* The exercise
From the entries that follow, list every line in which the string "blokkeerscherm" appears.

* Task data
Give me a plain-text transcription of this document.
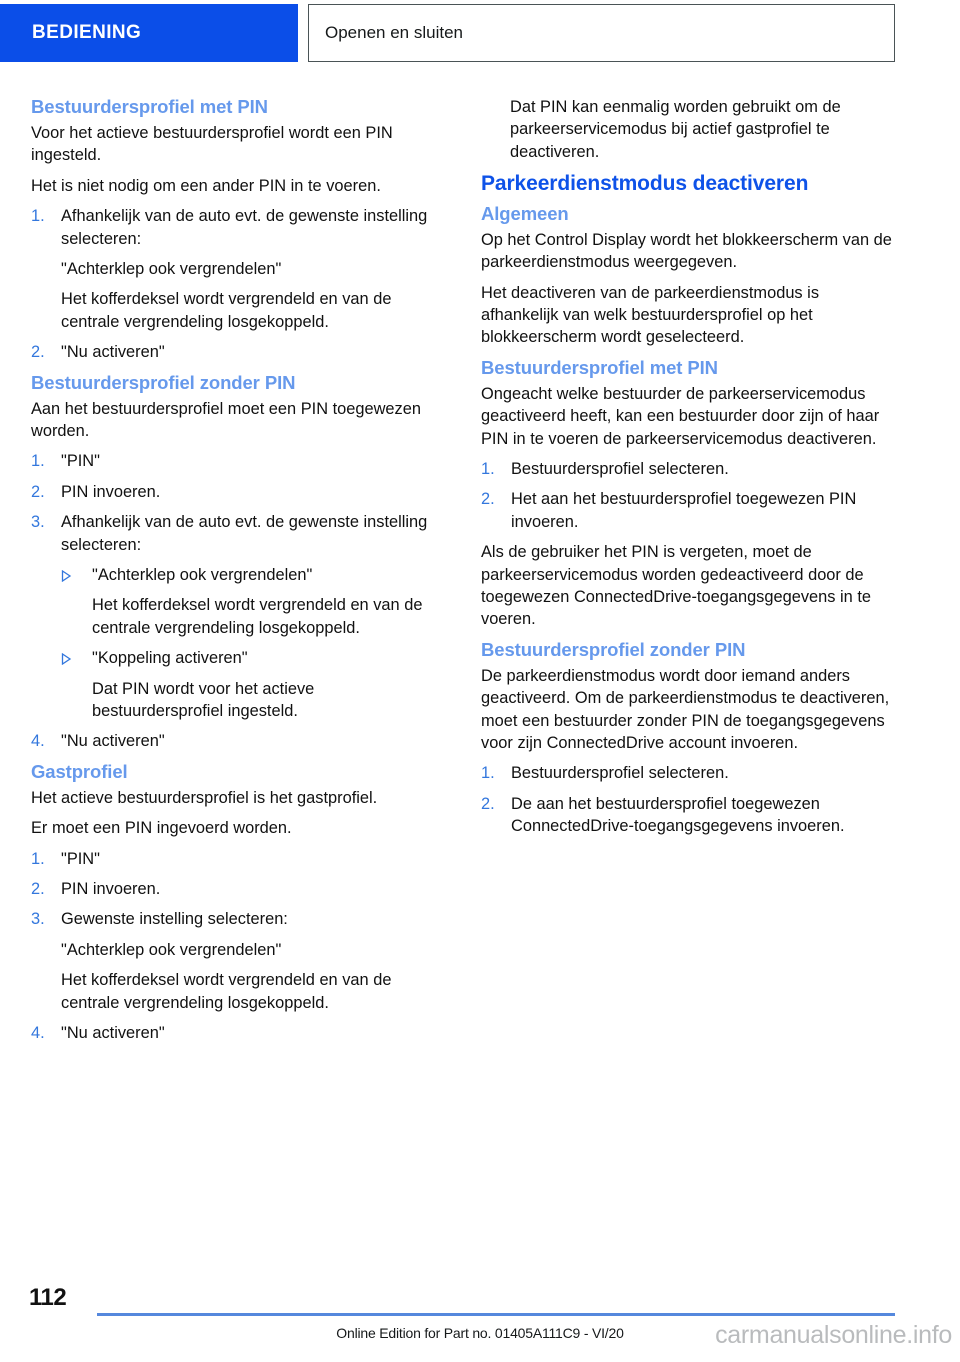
BEDIENING	Openen en sluiten
Bestuurdersprofiel met PIN

Voor het actieve bestuurdersprofiel wordt een PIN ingesteld.

Het is niet nodig om een ander PIN in te voeren.

1. Afhankelijk van de auto evt. de gewenste instelling selecteren:
"Achterklep ook vergrendelen"
Het kofferdeksel wordt vergrendeld en van de centrale vergrendeling losgekoppeld.
2. "Nu activeren"
Bestuurdersprofiel zonder PIN

Aan het bestuurdersprofiel moet een PIN toegewezen worden.

1. "PIN"
2. PIN invoeren.
3. Afhankelijk van de auto evt. de gewenste instelling selecteren:
"Achterklep ook vergrendelen"
Het kofferdeksel wordt vergrendeld en van de centrale vergrendeling losgekoppeld.
"Koppeling activeren"
Dat PIN wordt voor het actieve bestuurdersprofiel ingesteld.
4. "Nu activeren"
Gastprofiel

Het actieve bestuurdersprofiel is het gastprofiel.

Er moet een PIN ingevoerd worden.

1. "PIN"
2. PIN invoeren.
3. Gewenste instelling selecteren:
"Achterklep ook vergrendelen"
Het kofferdeksel wordt vergrendeld en van de centrale vergrendeling losgekoppeld.
4. "Nu activeren"

Dat PIN kan eenmalig worden gebruikt om de parkeerservicemodus bij actief gastprofiel te deactiveren.

Parkeerdienstmodus deactiveren
Algemeen

Op het Control Display wordt het blokkeerscherm van de parkeerdienstmodus weergegeven.

Het deactiveren van de parkeerdienstmodus is afhankelijk van welk bestuurdersprofiel op het blokkeerscherm wordt geselecteerd.

Bestuurdersprofiel met PIN

Ongeacht welke bestuurder de parkeerservicemodus geactiveerd heeft, kan een bestuurder door zijn of haar PIN in te voeren de parkeerservicemodus deactiveren.

1. Bestuurdersprofiel selecteren.
2. Het aan het bestuurdersprofiel toegewezen PIN invoeren.

Als de gebruiker het PIN is vergeten, moet de parkeerservicemodus worden gedeactiveerd door de toegewezen ConnectedDrive-toegangsgegevens in te voeren.

Bestuurdersprofiel zonder PIN

De parkeerdienstmodus wordt door iemand anders geactiveerd. Om de parkeerdienstmodus te deactiveren, moet een bestuurder zonder PIN de toegangsgegevens voor zijn ConnectedDrive account invoeren.

1. Bestuurdersprofiel selecteren.
2. De aan het bestuurdersprofiel toegewezen ConnectedDrive-toegangsgegevens invoeren.
112
Online Edition for Part no. 01405A111C9 - VI/20	carmanualsonline.info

* Exercise output
Op het Control Display wordt het blokkeerscherm van de parkeerdienstmodus weergegeven.
Het deactiveren van de parkeerdienstmodus is afhankelijk van welk bestuurdersprofiel op het blokkeerscherm wordt geselecteerd.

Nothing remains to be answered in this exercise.